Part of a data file
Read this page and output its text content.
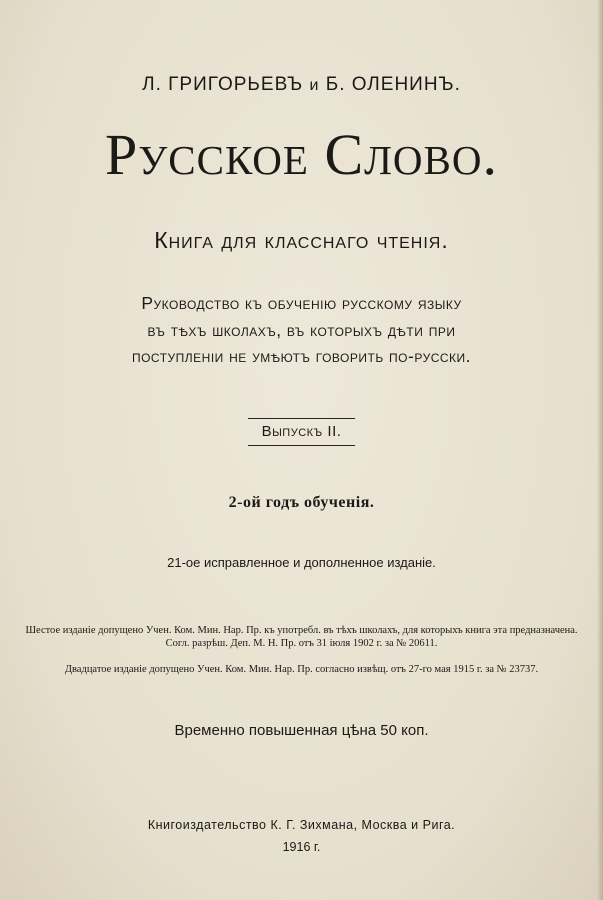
Л. ГРИГОРЬЕВЪ и Б. ОЛЕНИНЪ.
Русское Слово.
Книга для класснаго чтенія.
Руководство къ обученію русскому языку
въ тѣхъ школахъ, въ которыхъ дѣти при
поступленіи не умѣютъ говорить по-русски.
Выпускъ II.
2-ой годъ обученія.
21-ое исправленное и дополненное изданіе.
Шестое изданіе допущено Учен. Ком. Мин. Нар. Пр. къ употребл. въ тѣхъ школахъ, для которыхъ книга эта предназначена. Согл. разрѣш. Деп. М. Н. Пр. отъ 31 іюля 1902 г. за № 20611.
Двадцатое изданіе допущено Учен. Ком. Мин. Нар. Пр. согласно извѣщ. отъ 27-го мая 1915 г. за № 23737.
Временно повышенная цѣна 50 коп.
Книгоиздательство К. Г. Зихмана, Москва и Рига.
1916 г.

• _What to produce_
Every line of text is to be repeated exactly; pictures are left out.

• _Response to the exercise_
Read this page and output its text content.
Л. ГРИГОРЬЕВЪ и Б. ОЛЕНИНЪ.
Русское Слово.
Книга для класснаго чтенія.
Руководство къ обученію русскому языку
въ тѣхъ школахъ, въ которыхъ дѣти при
поступленіи не умѣютъ говорить по-русски.
Выпускъ II.
2-ой годъ обученія.
21-ое исправленное и дополненное изданіе.
Шестое изданіе допущено Учен. Ком. Мин. Нар. Пр. къ употребл. въ тѣхъ школахъ, для которыхъ книга эта предназначена. Согл. разрѣш. Деп. М. Н. Пр. отъ 31 іюля 1902 г. за № 20611.
Двадцатое изданіе допущено Учен. Ком. Мин. Нар. Пр. согласно извѣщ. отъ 27-го мая 1915 г. за № 23737.
Временно повышенная цѣна 50 коп.
Книгоиздательство К. Г. Зихмана, Москва и Рига.
1916 г.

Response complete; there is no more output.